Job => Work through the records below and tally every line containing "What". Reply with the total alone.

Dataset rows =>

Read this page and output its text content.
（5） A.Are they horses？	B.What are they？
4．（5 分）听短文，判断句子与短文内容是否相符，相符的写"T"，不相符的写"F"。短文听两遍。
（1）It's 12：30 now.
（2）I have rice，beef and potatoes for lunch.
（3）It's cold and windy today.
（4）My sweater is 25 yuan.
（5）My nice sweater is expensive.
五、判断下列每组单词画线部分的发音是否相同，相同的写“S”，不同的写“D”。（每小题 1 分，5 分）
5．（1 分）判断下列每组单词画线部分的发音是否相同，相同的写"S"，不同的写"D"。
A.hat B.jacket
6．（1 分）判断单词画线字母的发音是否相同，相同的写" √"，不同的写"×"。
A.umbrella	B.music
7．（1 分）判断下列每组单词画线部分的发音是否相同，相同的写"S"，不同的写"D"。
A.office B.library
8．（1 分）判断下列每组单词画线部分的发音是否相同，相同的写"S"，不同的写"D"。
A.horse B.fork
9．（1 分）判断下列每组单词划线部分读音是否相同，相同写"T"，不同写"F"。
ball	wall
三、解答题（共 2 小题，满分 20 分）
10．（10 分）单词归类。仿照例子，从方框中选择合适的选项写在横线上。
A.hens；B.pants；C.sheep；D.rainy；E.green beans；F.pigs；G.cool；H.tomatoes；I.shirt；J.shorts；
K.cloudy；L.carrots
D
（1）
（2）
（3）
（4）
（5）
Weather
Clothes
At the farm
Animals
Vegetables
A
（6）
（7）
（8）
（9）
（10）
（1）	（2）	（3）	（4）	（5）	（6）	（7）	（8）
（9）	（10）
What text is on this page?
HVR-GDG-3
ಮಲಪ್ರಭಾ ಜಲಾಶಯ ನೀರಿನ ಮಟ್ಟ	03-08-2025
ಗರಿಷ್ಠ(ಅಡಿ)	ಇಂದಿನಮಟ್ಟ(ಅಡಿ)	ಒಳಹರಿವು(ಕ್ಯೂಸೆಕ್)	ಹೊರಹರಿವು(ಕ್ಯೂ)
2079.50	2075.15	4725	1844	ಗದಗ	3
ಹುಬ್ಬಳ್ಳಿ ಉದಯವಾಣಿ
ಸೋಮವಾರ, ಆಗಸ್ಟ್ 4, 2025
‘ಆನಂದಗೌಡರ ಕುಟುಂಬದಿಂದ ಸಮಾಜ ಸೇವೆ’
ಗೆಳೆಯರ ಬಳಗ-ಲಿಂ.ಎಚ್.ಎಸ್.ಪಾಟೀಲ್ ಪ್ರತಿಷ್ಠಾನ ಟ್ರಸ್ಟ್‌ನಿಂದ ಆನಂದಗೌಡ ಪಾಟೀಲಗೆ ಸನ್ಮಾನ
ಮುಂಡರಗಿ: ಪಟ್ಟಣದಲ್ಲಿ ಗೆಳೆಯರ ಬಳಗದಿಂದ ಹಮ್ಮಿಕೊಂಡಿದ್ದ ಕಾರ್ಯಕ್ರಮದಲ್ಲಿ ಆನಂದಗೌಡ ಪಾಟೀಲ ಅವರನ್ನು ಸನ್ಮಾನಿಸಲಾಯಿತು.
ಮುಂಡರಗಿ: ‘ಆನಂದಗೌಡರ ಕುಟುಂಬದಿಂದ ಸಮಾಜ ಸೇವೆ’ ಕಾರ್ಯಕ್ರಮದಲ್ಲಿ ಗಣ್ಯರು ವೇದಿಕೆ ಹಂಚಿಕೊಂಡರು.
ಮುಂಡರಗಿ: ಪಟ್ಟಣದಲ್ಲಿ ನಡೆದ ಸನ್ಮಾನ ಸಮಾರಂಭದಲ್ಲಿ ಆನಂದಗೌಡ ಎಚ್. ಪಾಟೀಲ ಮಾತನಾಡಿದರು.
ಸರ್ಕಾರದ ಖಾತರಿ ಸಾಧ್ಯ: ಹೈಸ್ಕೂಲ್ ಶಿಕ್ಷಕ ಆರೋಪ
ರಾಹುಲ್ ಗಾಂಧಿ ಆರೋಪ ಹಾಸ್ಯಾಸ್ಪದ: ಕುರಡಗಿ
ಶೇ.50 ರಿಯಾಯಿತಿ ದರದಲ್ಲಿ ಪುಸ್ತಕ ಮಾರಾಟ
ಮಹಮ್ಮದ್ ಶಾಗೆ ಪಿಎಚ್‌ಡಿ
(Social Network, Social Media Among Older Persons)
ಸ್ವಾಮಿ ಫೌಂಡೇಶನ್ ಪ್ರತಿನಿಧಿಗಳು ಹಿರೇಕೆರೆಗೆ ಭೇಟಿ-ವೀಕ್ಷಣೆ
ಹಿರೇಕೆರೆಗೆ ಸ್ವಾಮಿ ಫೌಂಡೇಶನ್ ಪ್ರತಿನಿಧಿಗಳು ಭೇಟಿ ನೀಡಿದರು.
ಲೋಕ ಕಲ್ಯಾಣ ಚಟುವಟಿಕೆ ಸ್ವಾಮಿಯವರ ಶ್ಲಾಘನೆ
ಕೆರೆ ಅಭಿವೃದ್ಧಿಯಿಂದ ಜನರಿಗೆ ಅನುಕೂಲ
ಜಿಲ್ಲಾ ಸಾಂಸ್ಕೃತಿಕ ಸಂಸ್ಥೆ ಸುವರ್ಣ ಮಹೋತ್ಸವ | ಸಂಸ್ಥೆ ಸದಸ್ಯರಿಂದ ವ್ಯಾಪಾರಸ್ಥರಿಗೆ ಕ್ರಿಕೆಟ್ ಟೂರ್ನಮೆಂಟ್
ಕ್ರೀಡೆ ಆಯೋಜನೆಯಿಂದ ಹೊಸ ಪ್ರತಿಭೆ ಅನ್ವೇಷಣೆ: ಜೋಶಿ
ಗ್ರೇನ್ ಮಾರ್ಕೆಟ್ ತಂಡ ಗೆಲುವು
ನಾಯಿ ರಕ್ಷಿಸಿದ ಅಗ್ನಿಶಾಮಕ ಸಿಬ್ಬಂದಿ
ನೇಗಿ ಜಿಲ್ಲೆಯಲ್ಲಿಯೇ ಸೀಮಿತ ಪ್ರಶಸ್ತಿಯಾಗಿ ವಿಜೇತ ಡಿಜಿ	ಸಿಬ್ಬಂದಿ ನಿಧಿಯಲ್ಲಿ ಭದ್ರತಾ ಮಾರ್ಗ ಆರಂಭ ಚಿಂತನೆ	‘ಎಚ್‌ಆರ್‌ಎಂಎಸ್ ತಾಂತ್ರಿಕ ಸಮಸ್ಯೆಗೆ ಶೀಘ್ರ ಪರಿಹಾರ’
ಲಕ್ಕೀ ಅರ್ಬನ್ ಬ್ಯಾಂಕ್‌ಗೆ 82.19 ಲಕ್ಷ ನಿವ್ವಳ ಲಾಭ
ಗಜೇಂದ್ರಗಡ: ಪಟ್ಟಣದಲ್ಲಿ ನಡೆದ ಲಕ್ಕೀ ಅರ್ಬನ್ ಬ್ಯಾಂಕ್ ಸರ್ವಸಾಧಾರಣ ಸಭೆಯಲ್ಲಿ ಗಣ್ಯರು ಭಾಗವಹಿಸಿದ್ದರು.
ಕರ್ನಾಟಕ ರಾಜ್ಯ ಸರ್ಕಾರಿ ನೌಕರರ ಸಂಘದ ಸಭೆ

Solution below => 2